• **MATERIAL PROVIDED**
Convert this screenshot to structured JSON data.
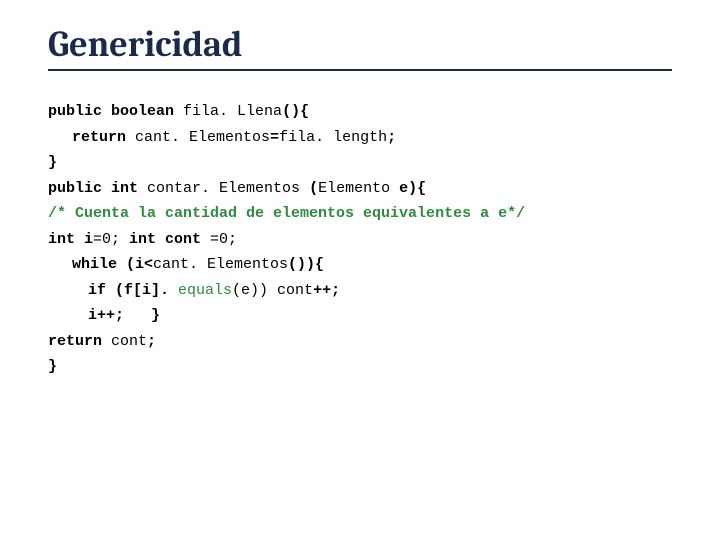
{
  "title": "Genericidad",
  "code": {
    "l1a": "public boolean ",
    "l1b": "fila. Llena",
    "l1c": "(){",
    "l2a": "return ",
    "l2b": "cant. Elementos",
    "l2c": "=",
    "l2d": "fila. length",
    "l2e": ";",
    "l3": "}",
    "l4a": "public int ",
    "l4b": "contar. Elementos",
    "l4c": " (",
    "l4d": "Elemento",
    "l4e": " e){",
    "l5": "/* Cuenta la cantidad de elementos equivalentes a e*/",
    "l6a": "int i",
    "l6b": "=0; ",
    "l6c": "int cont ",
    "l6d": "=0;",
    "l7a": "while (i<",
    "l7b": "cant. Elementos",
    "l7c": "()){",
    "l8a": "if (f[i]. ",
    "l8b": "equals",
    "l8c": "(e)) ",
    "l8d": "cont",
    "l8e": "++;",
    "l9a": "i++;",
    "l9b": "   }",
    "l10a": "return ",
    "l10b": "cont",
    "l10c": ";",
    "l11": "}"
  }
}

• **STATED EXERCISE**
Take the listing above and restate it word for word, without its pictures.

• **WRITTEN ANSWER**
Convert this screenshot to structured JSON data.
{
  "title": "Genericidad",
  "code": {
    "l1a": "public boolean ",
    "l1b": "fila. Llena",
    "l1c": "(){",
    "l2a": "return ",
    "l2b": "cant. Elementos",
    "l2c": "=",
    "l2d": "fila. length",
    "l2e": ";",
    "l3": "}",
    "l4a": "public int ",
    "l4b": "contar. Elementos",
    "l4c": " (",
    "l4d": "Elemento",
    "l4e": " e){",
    "l5": "/* Cuenta la cantidad de elementos equivalentes a e*/",
    "l6a": "int i",
    "l6b": "=0; ",
    "l6c": "int cont ",
    "l6d": "=0;",
    "l7a": "while (i<",
    "l7b": "cant. Elementos",
    "l7c": "()){",
    "l8a": "if (f[i]. ",
    "l8b": "equals",
    "l8c": "(e)) ",
    "l8d": "cont",
    "l8e": "++;",
    "l9a": "i++;",
    "l9b": "   }",
    "l10a": "return ",
    "l10b": "cont",
    "l10c": ";",
    "l11": "}"
  }
}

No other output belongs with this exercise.